Copy every entry word for word, but skip the pictures.

* START Supplied records *

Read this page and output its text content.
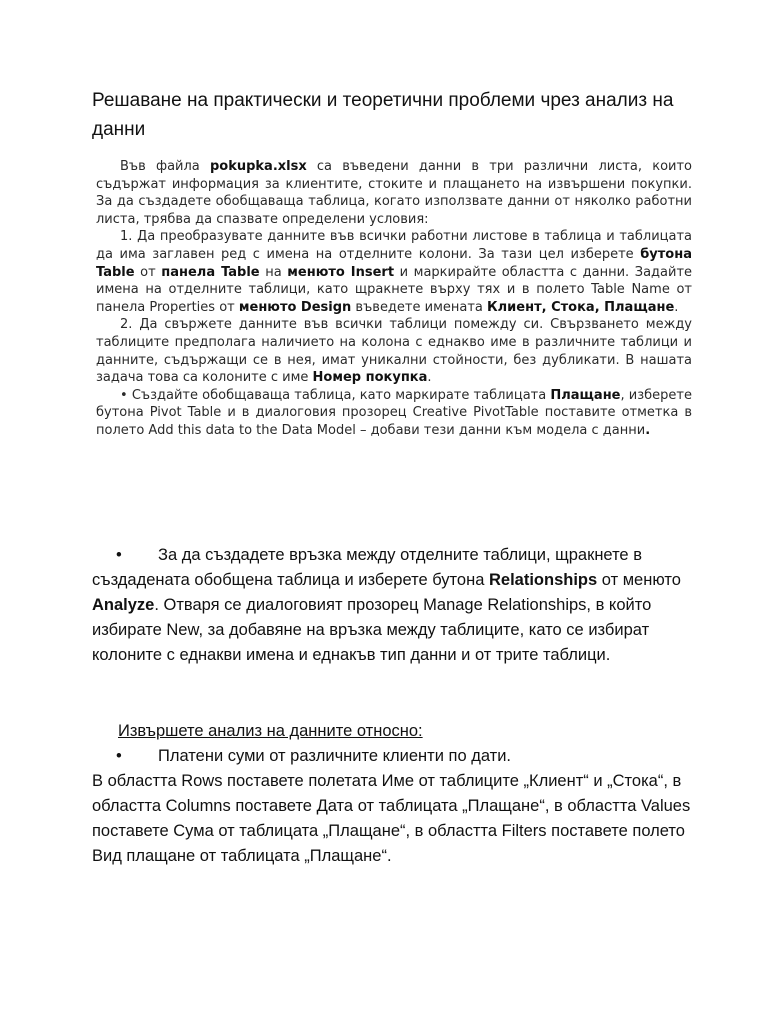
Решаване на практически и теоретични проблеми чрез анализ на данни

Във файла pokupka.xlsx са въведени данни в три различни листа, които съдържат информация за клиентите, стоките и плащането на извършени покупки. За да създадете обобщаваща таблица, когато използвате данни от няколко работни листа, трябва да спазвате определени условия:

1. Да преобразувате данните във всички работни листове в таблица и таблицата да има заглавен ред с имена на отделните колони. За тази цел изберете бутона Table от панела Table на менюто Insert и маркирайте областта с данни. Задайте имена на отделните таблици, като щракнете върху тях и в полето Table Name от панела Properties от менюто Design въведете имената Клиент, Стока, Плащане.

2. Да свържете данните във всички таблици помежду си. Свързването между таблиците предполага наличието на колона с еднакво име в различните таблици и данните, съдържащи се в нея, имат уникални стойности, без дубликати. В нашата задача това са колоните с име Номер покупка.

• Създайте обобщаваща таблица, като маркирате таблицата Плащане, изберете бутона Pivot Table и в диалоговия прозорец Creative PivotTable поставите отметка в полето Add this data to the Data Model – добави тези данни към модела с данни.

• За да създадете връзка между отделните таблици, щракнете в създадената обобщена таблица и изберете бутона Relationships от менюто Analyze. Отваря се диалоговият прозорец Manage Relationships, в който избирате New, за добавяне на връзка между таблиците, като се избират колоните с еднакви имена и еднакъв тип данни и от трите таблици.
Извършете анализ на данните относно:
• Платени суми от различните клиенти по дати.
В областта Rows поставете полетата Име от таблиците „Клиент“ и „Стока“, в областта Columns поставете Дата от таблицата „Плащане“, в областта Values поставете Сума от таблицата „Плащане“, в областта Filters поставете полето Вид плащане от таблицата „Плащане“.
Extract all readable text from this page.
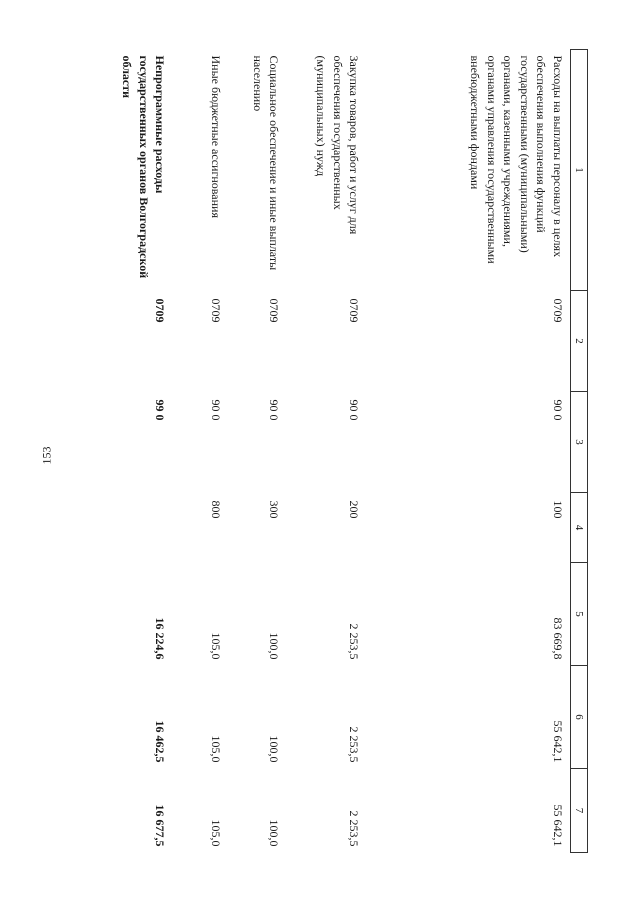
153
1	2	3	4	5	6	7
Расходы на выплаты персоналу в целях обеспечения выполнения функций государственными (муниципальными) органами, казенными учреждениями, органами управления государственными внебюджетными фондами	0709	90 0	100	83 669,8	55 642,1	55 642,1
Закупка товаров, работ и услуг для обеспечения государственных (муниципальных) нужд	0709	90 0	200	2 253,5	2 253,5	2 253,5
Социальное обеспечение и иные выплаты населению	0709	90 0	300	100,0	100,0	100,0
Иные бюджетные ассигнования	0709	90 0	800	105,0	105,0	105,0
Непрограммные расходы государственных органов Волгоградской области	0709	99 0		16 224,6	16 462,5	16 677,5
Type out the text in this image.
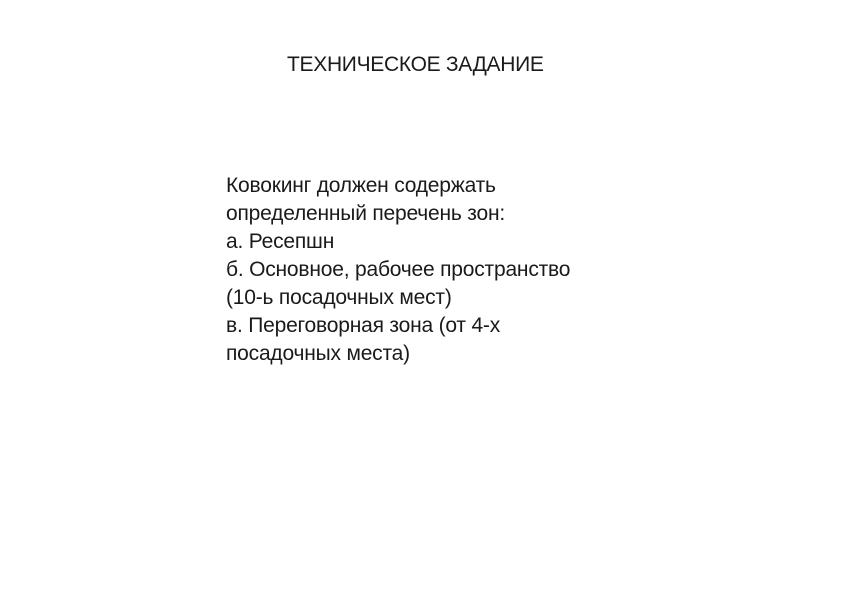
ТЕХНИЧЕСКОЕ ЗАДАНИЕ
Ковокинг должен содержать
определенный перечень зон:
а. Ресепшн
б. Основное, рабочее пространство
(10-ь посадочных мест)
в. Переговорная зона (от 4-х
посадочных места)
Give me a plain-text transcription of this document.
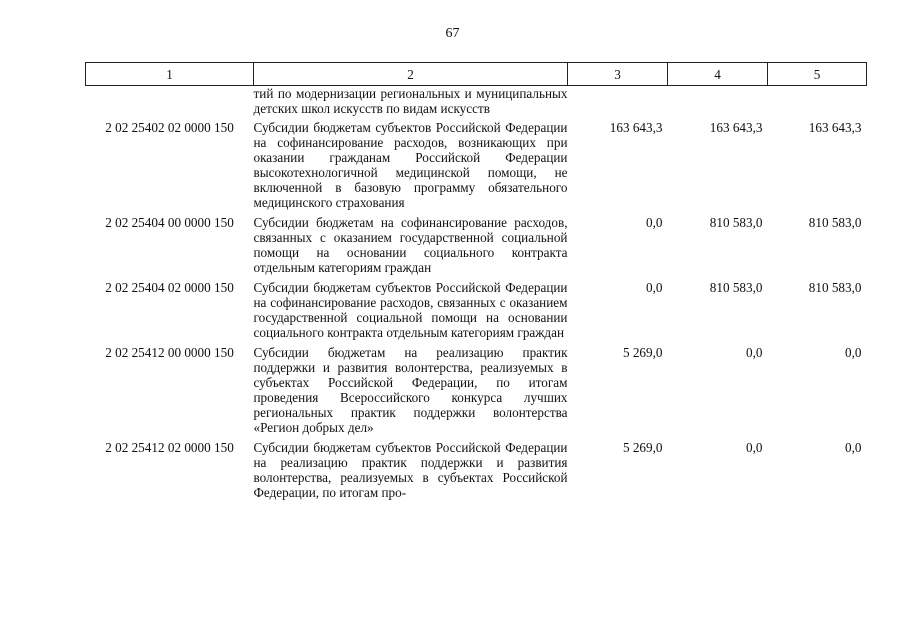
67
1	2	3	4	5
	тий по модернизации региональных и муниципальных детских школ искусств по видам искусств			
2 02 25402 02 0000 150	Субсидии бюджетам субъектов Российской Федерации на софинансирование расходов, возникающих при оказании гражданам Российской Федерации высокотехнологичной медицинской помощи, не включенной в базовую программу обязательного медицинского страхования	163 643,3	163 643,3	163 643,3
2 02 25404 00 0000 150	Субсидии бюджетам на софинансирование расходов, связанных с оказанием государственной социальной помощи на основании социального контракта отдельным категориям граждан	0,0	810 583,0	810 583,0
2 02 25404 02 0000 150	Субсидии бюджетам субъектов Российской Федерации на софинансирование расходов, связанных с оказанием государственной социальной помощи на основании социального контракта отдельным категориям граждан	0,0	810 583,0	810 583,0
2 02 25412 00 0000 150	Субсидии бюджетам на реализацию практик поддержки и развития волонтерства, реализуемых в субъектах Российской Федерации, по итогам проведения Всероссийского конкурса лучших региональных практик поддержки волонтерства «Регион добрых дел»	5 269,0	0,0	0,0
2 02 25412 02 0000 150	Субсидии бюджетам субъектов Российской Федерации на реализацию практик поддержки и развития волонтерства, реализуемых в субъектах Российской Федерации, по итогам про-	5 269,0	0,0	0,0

* END Supplied records *

» Problem solution:
Read this page and output its text content.
Решаване на практически и теоретични проблеми чрез анализ на данни

Във файла pokupka.xlsx са въведени данни в три различни листа, които съдържат информация за клиентите, стоките и плащането на извършени покупки. За да създадете обобщаваща таблица, когато използвате данни от няколко работни листа, трябва да спазвате определени условия:

1. Да преобразувате данните във всички работни листове в таблица и таблицата да има заглавен ред с имена на отделните колони. За тази цел изберете бутона Table от панела Table на менюто Insert и маркирайте областта с данни. Задайте имена на отделните таблици, като щракнете върху тях и в полето Table Name от панела Properties от менюто Design въведете имената Клиент, Стока, Плащане.

2. Да свържете данните във всички таблици помежду си. Свързването между таблиците предполага наличието на колона с еднакво име в различните таблици и данните, съдържащи се в нея, имат уникални стойности, без дубликати. В нашата задача това са колоните с име Номер покупка.

• Създайте обобщаваща таблица, като маркирате таблицата Плащане, изберете бутона Pivot Table и в диалоговия прозорец Creative PivotTable поставите отметка в полето Add this data to the Data Model – добави тези данни към модела с данни.

• За да създадете връзка между отделните таблици, щракнете в създадената обобщена таблица и изберете бутона Relationships от менюто Analyze. Отваря се диалоговият прозорец Manage Relationships, в който избирате New, за добавяне на връзка между таблиците, като се избират колоните с еднакви имена и еднакъв тип данни и от трите таблици.
Извършете анализ на данните относно:
• Платени суми от различните клиенти по дати.
В областта Rows поставете полетата Име от таблиците „Клиент“ и „Стока“, в областта Columns поставете Дата от таблицата „Плащане“, в областта Values поставете Сума от таблицата „Плащане“, в областта Filters поставете полето Вид плащане от таблицата „Плащане“.
Extract all readable text from this page.
153
1	2	3	4	5	6	7
Расходы на выплаты персоналу в целях обеспечения выполнения функций государственными (муниципальными) органами, казенными учреждениями, органами управления государственными внебюджетными фондами	0709	90 0	100	83 669,8	55 642,1	55 642,1
Закупка товаров, работ и услуг для обеспечения государственных (муниципальных) нужд	0709	90 0	200	2 253,5	2 253,5	2 253,5
Социальное обеспечение и иные выплаты населению	0709	90 0	300	100,0	100,0	100,0
Иные бюджетные ассигнования	0709	90 0	800	105,0	105,0	105,0
Непрограммные расходы государственных органов Волгоградской области	0709	99 0		16 224,6	16 462,5	16 677,5
Type out the text in this image.
ТЕХНИЧЕСКОЕ ЗАДАНИЕ
Ковокинг должен содержать
определенный перечень зон:
а. Ресепшн
б. Основное, рабочее пространство
(10-ь посадочных мест)
в. Переговорная зона (от 4-х
посадочных места)
Give me a plain-text transcription of this document.
67
1	2	3	4	5
	тий по модернизации региональных и муниципальных детских школ искусств по видам искусств			
2 02 25402 02 0000 150	Субсидии бюджетам субъектов Российской Федерации на софинансирование расходов, возникающих при оказании гражданам Российской Федерации высокотехнологичной медицинской помощи, не включенной в базовую программу обязательного медицинского страхования	163 643,3	163 643,3	163 643,3
2 02 25404 00 0000 150	Субсидии бюджетам на софинансирование расходов, связанных с оказанием государственной социальной помощи на основании социального контракта отдельным категориям граждан	0,0	810 583,0	810 583,0
2 02 25404 02 0000 150	Субсидии бюджетам субъектов Российской Федерации на софинансирование расходов, связанных с оказанием государственной социальной помощи на основании социального контракта отдельным категориям граждан	0,0	810 583,0	810 583,0
2 02 25412 00 0000 150	Субсидии бюджетам на реализацию практик поддержки и развития волонтерства, реализуемых в субъектах Российской Федерации, по итогам проведения Всероссийского конкурса лучших региональных практик поддержки волонтерства «Регион добрых дел»	5 269,0	0,0	0,0
2 02 25412 02 0000 150	Субсидии бюджетам субъектов Российской Федерации на реализацию практик поддержки и развития волонтерства, реализуемых в субъектах Российской Федерации, по итогам про-	5 269,0	0,0	0,0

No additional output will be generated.